**What to do**. In your copy, reproduce the entries exactly as they are, minus the images.

begin Data listing

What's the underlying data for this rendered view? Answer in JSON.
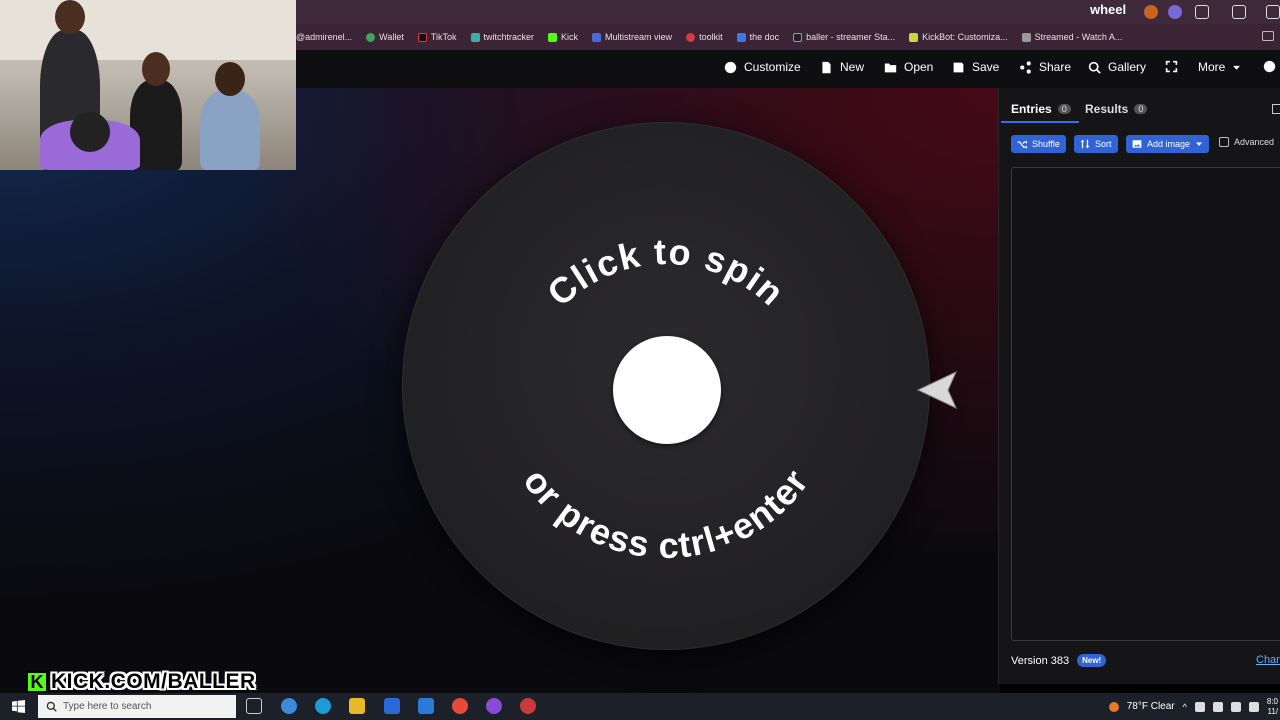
{
  "browser": {
    "tab_title": "wheel",
    "bookmarks": [
      {
        "label": "@admirenel...",
        "icon": "mail-icon"
      },
      {
        "label": "Wallet",
        "icon": "wallet-icon"
      },
      {
        "label": "TikTok",
        "icon": "tiktok-icon"
      },
      {
        "label": "twitchtracker",
        "icon": "twitchtracker-icon"
      },
      {
        "label": "Kick",
        "icon": "kick-icon"
      },
      {
        "label": "Multistream view",
        "icon": "multistream-icon"
      },
      {
        "label": "toolkit",
        "icon": "toolkit-icon"
      },
      {
        "label": "the doc",
        "icon": "doc-icon"
      },
      {
        "label": "baller - streamer Sta...",
        "icon": "streamer-icon"
      },
      {
        "label": "KickBot: Customiza...",
        "icon": "kickbot-icon"
      },
      {
        "label": "Streamed - Watch A...",
        "icon": "streamed-icon"
      }
    ]
  },
  "toolbar": {
    "customize": "Customize",
    "new": "New",
    "open": "Open",
    "save": "Save",
    "share": "Share",
    "gallery": "Gallery",
    "more": "More"
  },
  "wheel": {
    "top_text": "Click to spin",
    "bottom_text": "or press ctrl+enter"
  },
  "panel": {
    "tabs": [
      {
        "label": "Entries",
        "count": "0"
      },
      {
        "label": "Results",
        "count": "0"
      }
    ],
    "shuffle": "Shuffle",
    "sort": "Sort",
    "add_image": "Add image",
    "advanced": "Advanced",
    "version": "Version 383",
    "new_badge": "New!",
    "changelog": "Chan"
  },
  "overlay": {
    "kick_text": "KICK.COM/BALLER"
  },
  "taskbar": {
    "search_placeholder": "Type here to search",
    "weather": "78°F  Clear",
    "time": "8:0",
    "date": "11/"
  },
  "colors": {
    "accent": "#2f63d6",
    "kick_green": "#53fc18",
    "panel_bg": "#151518"
  }
}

end Data listing

**Solution to this exercise**.
What's the underlying data for this rendered view? Answer in JSON.
{
  "browser": {
    "tab_title": "wheel",
    "bookmarks": [
      {
        "label": "@admirenel...",
        "icon": "mail-icon"
      },
      {
        "label": "Wallet",
        "icon": "wallet-icon"
      },
      {
        "label": "TikTok",
        "icon": "tiktok-icon"
      },
      {
        "label": "twitchtracker",
        "icon": "twitchtracker-icon"
      },
      {
        "label": "Kick",
        "icon": "kick-icon"
      },
      {
        "label": "Multistream view",
        "icon": "multistream-icon"
      },
      {
        "label": "toolkit",
        "icon": "toolkit-icon"
      },
      {
        "label": "the doc",
        "icon": "doc-icon"
      },
      {
        "label": "baller - streamer Sta...",
        "icon": "streamer-icon"
      },
      {
        "label": "KickBot: Customiza...",
        "icon": "kickbot-icon"
      },
      {
        "label": "Streamed - Watch A...",
        "icon": "streamed-icon"
      }
    ]
  },
  "toolbar": {
    "customize": "Customize",
    "new": "New",
    "open": "Open",
    "save": "Save",
    "share": "Share",
    "gallery": "Gallery",
    "more": "More"
  },
  "wheel": {
    "top_text": "Click to spin",
    "bottom_text": "or press ctrl+enter"
  },
  "panel": {
    "tabs": [
      {
        "label": "Entries",
        "count": "0"
      },
      {
        "label": "Results",
        "count": "0"
      }
    ],
    "shuffle": "Shuffle",
    "sort": "Sort",
    "add_image": "Add image",
    "advanced": "Advanced",
    "version": "Version 383",
    "new_badge": "New!",
    "changelog": "Chan"
  },
  "overlay": {
    "kick_text": "KICK.COM/BALLER"
  },
  "taskbar": {
    "search_placeholder": "Type here to search",
    "weather": "78°F  Clear",
    "time": "8:0",
    "date": "11/"
  },
  "colors": {
    "accent": "#2f63d6",
    "kick_green": "#53fc18",
    "panel_bg": "#151518"
  }
}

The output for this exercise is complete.